Entries with figure data
╔══

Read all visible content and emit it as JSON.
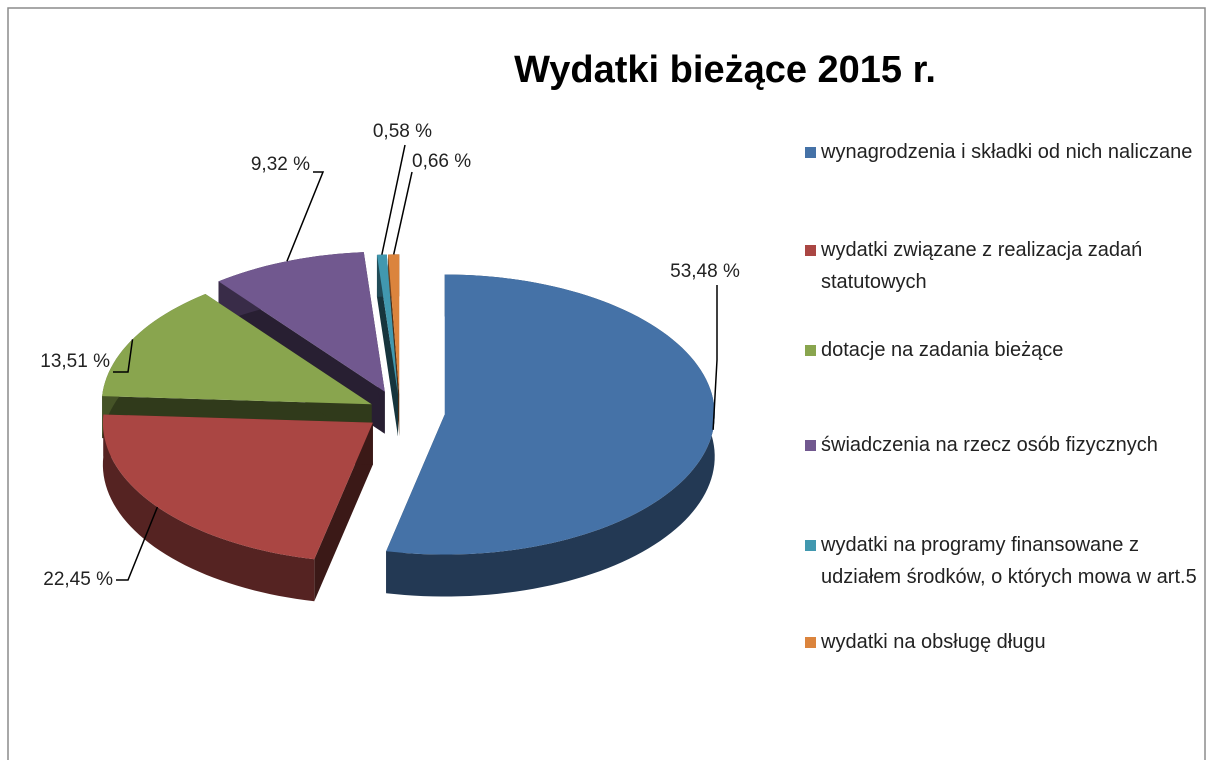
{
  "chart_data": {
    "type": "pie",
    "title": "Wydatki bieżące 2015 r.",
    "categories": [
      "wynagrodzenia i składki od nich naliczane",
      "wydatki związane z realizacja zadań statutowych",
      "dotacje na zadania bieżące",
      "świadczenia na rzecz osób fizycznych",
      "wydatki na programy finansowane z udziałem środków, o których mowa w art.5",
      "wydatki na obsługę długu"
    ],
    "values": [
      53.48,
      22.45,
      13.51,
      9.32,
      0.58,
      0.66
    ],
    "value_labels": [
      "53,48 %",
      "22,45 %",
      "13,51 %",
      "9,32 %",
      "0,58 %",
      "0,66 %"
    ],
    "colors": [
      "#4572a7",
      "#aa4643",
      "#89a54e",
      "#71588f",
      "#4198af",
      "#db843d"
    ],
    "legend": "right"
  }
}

╚══

Working from the material above, state how many lines contain "bieżące"; give only the number.

2